__PROBLEM STATEMENT__
Verbatim output of all the material below is required.
━━━━━ ENTRIES PROVIDED ━━━━━
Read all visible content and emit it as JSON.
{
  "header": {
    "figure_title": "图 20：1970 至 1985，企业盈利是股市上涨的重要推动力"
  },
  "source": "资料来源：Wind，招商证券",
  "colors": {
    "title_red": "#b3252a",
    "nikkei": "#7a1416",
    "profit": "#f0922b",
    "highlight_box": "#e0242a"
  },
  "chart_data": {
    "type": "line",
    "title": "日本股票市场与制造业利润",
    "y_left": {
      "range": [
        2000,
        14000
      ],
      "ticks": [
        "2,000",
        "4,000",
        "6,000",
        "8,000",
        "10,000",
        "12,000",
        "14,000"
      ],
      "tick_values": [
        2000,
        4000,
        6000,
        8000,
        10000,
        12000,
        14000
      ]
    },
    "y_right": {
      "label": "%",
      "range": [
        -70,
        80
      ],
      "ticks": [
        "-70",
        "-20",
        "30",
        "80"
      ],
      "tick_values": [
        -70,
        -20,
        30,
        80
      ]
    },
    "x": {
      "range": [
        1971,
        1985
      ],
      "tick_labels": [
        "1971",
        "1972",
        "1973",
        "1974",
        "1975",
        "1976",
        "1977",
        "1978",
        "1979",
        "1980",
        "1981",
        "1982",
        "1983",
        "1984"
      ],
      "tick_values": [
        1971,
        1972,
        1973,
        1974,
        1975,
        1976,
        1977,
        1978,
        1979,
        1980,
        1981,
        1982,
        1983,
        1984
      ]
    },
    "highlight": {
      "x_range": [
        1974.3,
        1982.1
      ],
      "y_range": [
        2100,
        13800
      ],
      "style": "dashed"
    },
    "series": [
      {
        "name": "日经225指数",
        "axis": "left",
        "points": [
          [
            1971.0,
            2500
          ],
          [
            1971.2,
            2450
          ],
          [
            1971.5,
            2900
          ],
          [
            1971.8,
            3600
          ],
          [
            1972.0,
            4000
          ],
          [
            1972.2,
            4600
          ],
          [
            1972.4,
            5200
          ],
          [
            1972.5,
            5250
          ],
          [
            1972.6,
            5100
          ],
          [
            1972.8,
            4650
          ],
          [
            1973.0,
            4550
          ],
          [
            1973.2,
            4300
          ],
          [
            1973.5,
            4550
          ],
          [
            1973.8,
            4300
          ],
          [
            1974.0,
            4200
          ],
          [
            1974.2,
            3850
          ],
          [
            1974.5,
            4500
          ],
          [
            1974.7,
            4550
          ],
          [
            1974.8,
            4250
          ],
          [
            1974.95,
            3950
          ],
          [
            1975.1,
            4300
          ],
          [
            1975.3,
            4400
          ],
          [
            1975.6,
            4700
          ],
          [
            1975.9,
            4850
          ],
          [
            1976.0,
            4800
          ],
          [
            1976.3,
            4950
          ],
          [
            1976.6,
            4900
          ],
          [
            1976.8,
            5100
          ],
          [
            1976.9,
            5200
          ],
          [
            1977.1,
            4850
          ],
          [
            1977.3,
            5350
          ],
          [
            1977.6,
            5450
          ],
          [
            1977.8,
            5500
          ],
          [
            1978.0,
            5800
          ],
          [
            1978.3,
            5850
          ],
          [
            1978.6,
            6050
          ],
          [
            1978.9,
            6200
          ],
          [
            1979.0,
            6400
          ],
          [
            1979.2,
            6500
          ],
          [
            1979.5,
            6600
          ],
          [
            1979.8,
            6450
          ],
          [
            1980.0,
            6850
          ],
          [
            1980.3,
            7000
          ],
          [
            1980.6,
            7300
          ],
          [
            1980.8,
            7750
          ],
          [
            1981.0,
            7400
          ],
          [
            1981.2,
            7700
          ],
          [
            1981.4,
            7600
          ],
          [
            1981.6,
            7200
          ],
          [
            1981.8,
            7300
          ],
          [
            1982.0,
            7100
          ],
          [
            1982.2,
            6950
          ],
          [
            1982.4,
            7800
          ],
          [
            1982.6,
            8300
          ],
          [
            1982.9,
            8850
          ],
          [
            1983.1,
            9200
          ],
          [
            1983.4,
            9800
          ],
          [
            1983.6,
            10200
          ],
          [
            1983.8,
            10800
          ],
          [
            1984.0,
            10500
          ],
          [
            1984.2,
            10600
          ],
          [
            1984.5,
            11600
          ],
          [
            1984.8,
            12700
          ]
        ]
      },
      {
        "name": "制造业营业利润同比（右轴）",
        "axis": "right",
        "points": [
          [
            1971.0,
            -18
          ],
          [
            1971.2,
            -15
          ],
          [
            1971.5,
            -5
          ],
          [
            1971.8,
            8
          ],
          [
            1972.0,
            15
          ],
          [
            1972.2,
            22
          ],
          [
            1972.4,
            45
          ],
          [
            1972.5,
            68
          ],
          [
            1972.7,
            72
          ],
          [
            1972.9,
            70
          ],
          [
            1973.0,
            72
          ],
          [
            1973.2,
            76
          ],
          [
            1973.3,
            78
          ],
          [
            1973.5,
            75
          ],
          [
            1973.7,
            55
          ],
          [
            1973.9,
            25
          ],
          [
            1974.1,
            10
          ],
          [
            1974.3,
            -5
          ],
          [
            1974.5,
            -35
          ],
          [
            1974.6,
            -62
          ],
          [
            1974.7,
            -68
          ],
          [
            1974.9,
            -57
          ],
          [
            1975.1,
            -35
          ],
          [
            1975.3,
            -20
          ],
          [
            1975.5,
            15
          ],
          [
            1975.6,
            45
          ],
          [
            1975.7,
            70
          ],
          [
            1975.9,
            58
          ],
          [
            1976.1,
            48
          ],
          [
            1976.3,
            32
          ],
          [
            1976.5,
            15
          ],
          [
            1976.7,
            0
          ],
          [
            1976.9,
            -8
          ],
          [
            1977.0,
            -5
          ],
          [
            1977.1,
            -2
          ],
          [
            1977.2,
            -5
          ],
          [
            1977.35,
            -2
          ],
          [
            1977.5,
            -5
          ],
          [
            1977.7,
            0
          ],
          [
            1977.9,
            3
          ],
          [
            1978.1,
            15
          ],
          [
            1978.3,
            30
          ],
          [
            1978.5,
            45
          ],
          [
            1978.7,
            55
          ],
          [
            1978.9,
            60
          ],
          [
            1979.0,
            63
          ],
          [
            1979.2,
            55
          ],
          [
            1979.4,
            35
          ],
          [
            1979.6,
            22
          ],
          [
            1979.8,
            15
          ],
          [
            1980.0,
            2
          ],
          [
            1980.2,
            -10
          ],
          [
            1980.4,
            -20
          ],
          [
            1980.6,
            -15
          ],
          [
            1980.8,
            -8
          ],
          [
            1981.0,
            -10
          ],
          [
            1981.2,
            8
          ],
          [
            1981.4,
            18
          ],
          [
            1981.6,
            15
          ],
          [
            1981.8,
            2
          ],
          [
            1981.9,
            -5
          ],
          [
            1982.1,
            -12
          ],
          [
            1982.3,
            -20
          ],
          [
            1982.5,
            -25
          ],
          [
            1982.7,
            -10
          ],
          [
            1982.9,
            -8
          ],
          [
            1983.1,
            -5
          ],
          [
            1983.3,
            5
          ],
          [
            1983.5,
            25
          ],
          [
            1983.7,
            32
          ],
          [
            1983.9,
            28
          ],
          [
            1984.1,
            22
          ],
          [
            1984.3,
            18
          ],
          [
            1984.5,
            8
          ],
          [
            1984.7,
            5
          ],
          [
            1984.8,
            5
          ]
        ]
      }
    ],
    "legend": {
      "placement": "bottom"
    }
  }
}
━━━━━
__COMPLETED TASK__
Read all visible content and emit it as JSON.
{
  "header": {
    "figure_title": "图 20：1970 至 1985，企业盈利是股市上涨的重要推动力"
  },
  "source": "资料来源：Wind，招商证券",
  "colors": {
    "title_red": "#b3252a",
    "nikkei": "#7a1416",
    "profit": "#f0922b",
    "highlight_box": "#e0242a"
  },
  "chart_data": {
    "type": "line",
    "title": "日本股票市场与制造业利润",
    "y_left": {
      "range": [
        2000,
        14000
      ],
      "ticks": [
        "2,000",
        "4,000",
        "6,000",
        "8,000",
        "10,000",
        "12,000",
        "14,000"
      ],
      "tick_values": [
        2000,
        4000,
        6000,
        8000,
        10000,
        12000,
        14000
      ]
    },
    "y_right": {
      "label": "%",
      "range": [
        -70,
        80
      ],
      "ticks": [
        "-70",
        "-20",
        "30",
        "80"
      ],
      "tick_values": [
        -70,
        -20,
        30,
        80
      ]
    },
    "x": {
      "range": [
        1971,
        1985
      ],
      "tick_labels": [
        "1971",
        "1972",
        "1973",
        "1974",
        "1975",
        "1976",
        "1977",
        "1978",
        "1979",
        "1980",
        "1981",
        "1982",
        "1983",
        "1984"
      ],
      "tick_values": [
        1971,
        1972,
        1973,
        1974,
        1975,
        1976,
        1977,
        1978,
        1979,
        1980,
        1981,
        1982,
        1983,
        1984
      ]
    },
    "highlight": {
      "x_range": [
        1974.3,
        1982.1
      ],
      "y_range": [
        2100,
        13800
      ],
      "style": "dashed"
    },
    "series": [
      {
        "name": "日经225指数",
        "axis": "left",
        "points": [
          [
            1971.0,
            2500
          ],
          [
            1971.2,
            2450
          ],
          [
            1971.5,
            2900
          ],
          [
            1971.8,
            3600
          ],
          [
            1972.0,
            4000
          ],
          [
            1972.2,
            4600
          ],
          [
            1972.4,
            5200
          ],
          [
            1972.5,
            5250
          ],
          [
            1972.6,
            5100
          ],
          [
            1972.8,
            4650
          ],
          [
            1973.0,
            4550
          ],
          [
            1973.2,
            4300
          ],
          [
            1973.5,
            4550
          ],
          [
            1973.8,
            4300
          ],
          [
            1974.0,
            4200
          ],
          [
            1974.2,
            3850
          ],
          [
            1974.5,
            4500
          ],
          [
            1974.7,
            4550
          ],
          [
            1974.8,
            4250
          ],
          [
            1974.95,
            3950
          ],
          [
            1975.1,
            4300
          ],
          [
            1975.3,
            4400
          ],
          [
            1975.6,
            4700
          ],
          [
            1975.9,
            4850
          ],
          [
            1976.0,
            4800
          ],
          [
            1976.3,
            4950
          ],
          [
            1976.6,
            4900
          ],
          [
            1976.8,
            5100
          ],
          [
            1976.9,
            5200
          ],
          [
            1977.1,
            4850
          ],
          [
            1977.3,
            5350
          ],
          [
            1977.6,
            5450
          ],
          [
            1977.8,
            5500
          ],
          [
            1978.0,
            5800
          ],
          [
            1978.3,
            5850
          ],
          [
            1978.6,
            6050
          ],
          [
            1978.9,
            6200
          ],
          [
            1979.0,
            6400
          ],
          [
            1979.2,
            6500
          ],
          [
            1979.5,
            6600
          ],
          [
            1979.8,
            6450
          ],
          [
            1980.0,
            6850
          ],
          [
            1980.3,
            7000
          ],
          [
            1980.6,
            7300
          ],
          [
            1980.8,
            7750
          ],
          [
            1981.0,
            7400
          ],
          [
            1981.2,
            7700
          ],
          [
            1981.4,
            7600
          ],
          [
            1981.6,
            7200
          ],
          [
            1981.8,
            7300
          ],
          [
            1982.0,
            7100
          ],
          [
            1982.2,
            6950
          ],
          [
            1982.4,
            7800
          ],
          [
            1982.6,
            8300
          ],
          [
            1982.9,
            8850
          ],
          [
            1983.1,
            9200
          ],
          [
            1983.4,
            9800
          ],
          [
            1983.6,
            10200
          ],
          [
            1983.8,
            10800
          ],
          [
            1984.0,
            10500
          ],
          [
            1984.2,
            10600
          ],
          [
            1984.5,
            11600
          ],
          [
            1984.8,
            12700
          ]
        ]
      },
      {
        "name": "制造业营业利润同比（右轴）",
        "axis": "right",
        "points": [
          [
            1971.0,
            -18
          ],
          [
            1971.2,
            -15
          ],
          [
            1971.5,
            -5
          ],
          [
            1971.8,
            8
          ],
          [
            1972.0,
            15
          ],
          [
            1972.2,
            22
          ],
          [
            1972.4,
            45
          ],
          [
            1972.5,
            68
          ],
          [
            1972.7,
            72
          ],
          [
            1972.9,
            70
          ],
          [
            1973.0,
            72
          ],
          [
            1973.2,
            76
          ],
          [
            1973.3,
            78
          ],
          [
            1973.5,
            75
          ],
          [
            1973.7,
            55
          ],
          [
            1973.9,
            25
          ],
          [
            1974.1,
            10
          ],
          [
            1974.3,
            -5
          ],
          [
            1974.5,
            -35
          ],
          [
            1974.6,
            -62
          ],
          [
            1974.7,
            -68
          ],
          [
            1974.9,
            -57
          ],
          [
            1975.1,
            -35
          ],
          [
            1975.3,
            -20
          ],
          [
            1975.5,
            15
          ],
          [
            1975.6,
            45
          ],
          [
            1975.7,
            70
          ],
          [
            1975.9,
            58
          ],
          [
            1976.1,
            48
          ],
          [
            1976.3,
            32
          ],
          [
            1976.5,
            15
          ],
          [
            1976.7,
            0
          ],
          [
            1976.9,
            -8
          ],
          [
            1977.0,
            -5
          ],
          [
            1977.1,
            -2
          ],
          [
            1977.2,
            -5
          ],
          [
            1977.35,
            -2
          ],
          [
            1977.5,
            -5
          ],
          [
            1977.7,
            0
          ],
          [
            1977.9,
            3
          ],
          [
            1978.1,
            15
          ],
          [
            1978.3,
            30
          ],
          [
            1978.5,
            45
          ],
          [
            1978.7,
            55
          ],
          [
            1978.9,
            60
          ],
          [
            1979.0,
            63
          ],
          [
            1979.2,
            55
          ],
          [
            1979.4,
            35
          ],
          [
            1979.6,
            22
          ],
          [
            1979.8,
            15
          ],
          [
            1980.0,
            2
          ],
          [
            1980.2,
            -10
          ],
          [
            1980.4,
            -20
          ],
          [
            1980.6,
            -15
          ],
          [
            1980.8,
            -8
          ],
          [
            1981.0,
            -10
          ],
          [
            1981.2,
            8
          ],
          [
            1981.4,
            18
          ],
          [
            1981.6,
            15
          ],
          [
            1981.8,
            2
          ],
          [
            1981.9,
            -5
          ],
          [
            1982.1,
            -12
          ],
          [
            1982.3,
            -20
          ],
          [
            1982.5,
            -25
          ],
          [
            1982.7,
            -10
          ],
          [
            1982.9,
            -8
          ],
          [
            1983.1,
            -5
          ],
          [
            1983.3,
            5
          ],
          [
            1983.5,
            25
          ],
          [
            1983.7,
            32
          ],
          [
            1983.9,
            28
          ],
          [
            1984.1,
            22
          ],
          [
            1984.3,
            18
          ],
          [
            1984.5,
            8
          ],
          [
            1984.7,
            5
          ],
          [
            1984.8,
            5
          ]
        ]
      }
    ],
    "legend": {
      "placement": "bottom"
    }
  }
}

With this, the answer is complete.